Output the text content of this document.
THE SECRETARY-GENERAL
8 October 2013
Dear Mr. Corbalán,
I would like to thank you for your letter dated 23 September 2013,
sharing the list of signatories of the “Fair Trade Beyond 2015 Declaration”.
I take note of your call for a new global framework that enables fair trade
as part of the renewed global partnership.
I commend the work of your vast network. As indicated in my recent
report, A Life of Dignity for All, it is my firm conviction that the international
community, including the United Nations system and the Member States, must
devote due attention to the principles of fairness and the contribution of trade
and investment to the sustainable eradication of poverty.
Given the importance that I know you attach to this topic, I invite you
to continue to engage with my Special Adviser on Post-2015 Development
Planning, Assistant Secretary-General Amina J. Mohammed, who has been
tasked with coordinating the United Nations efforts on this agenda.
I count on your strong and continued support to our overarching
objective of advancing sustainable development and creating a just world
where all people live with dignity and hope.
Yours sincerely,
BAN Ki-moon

▬▬▬

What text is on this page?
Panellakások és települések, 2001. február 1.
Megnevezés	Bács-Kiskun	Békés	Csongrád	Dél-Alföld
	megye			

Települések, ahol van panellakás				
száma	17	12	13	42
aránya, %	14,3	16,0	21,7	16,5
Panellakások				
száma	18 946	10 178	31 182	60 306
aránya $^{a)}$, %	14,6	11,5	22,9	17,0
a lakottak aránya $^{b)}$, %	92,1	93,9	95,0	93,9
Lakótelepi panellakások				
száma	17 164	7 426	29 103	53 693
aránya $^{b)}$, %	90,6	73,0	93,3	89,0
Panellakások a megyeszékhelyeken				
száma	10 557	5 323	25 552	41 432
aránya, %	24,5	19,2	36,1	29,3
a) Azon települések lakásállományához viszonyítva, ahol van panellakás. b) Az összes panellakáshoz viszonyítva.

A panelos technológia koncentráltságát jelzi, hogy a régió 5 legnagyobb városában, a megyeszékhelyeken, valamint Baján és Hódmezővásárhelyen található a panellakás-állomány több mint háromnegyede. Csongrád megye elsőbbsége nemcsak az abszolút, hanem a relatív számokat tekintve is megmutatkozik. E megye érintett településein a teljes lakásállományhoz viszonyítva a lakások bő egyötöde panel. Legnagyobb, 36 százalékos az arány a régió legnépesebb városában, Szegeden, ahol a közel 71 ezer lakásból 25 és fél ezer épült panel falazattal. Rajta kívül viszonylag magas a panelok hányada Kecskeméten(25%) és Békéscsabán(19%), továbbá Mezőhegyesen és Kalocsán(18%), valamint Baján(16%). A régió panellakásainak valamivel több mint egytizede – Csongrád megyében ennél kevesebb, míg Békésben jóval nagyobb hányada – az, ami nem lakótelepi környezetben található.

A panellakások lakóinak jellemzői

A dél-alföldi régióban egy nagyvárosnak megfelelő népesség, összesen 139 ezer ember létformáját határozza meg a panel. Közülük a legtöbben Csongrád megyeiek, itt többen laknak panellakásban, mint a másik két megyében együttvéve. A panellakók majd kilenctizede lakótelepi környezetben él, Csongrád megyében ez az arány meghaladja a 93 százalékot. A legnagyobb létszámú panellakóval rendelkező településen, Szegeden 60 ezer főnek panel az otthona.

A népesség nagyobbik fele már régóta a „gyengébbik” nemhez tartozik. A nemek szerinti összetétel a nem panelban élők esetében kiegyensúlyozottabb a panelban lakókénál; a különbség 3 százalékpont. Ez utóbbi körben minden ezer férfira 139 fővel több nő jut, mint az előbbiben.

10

▬▬▬

**Challenge:** Show the lines from the data above that contain the string "with".

**Response to this task:**
to continue to engage with my Special Adviser on Post-2015 Development
tasked with coordinating the United Nations efforts on this agenda.
where all people live with dignity and hope.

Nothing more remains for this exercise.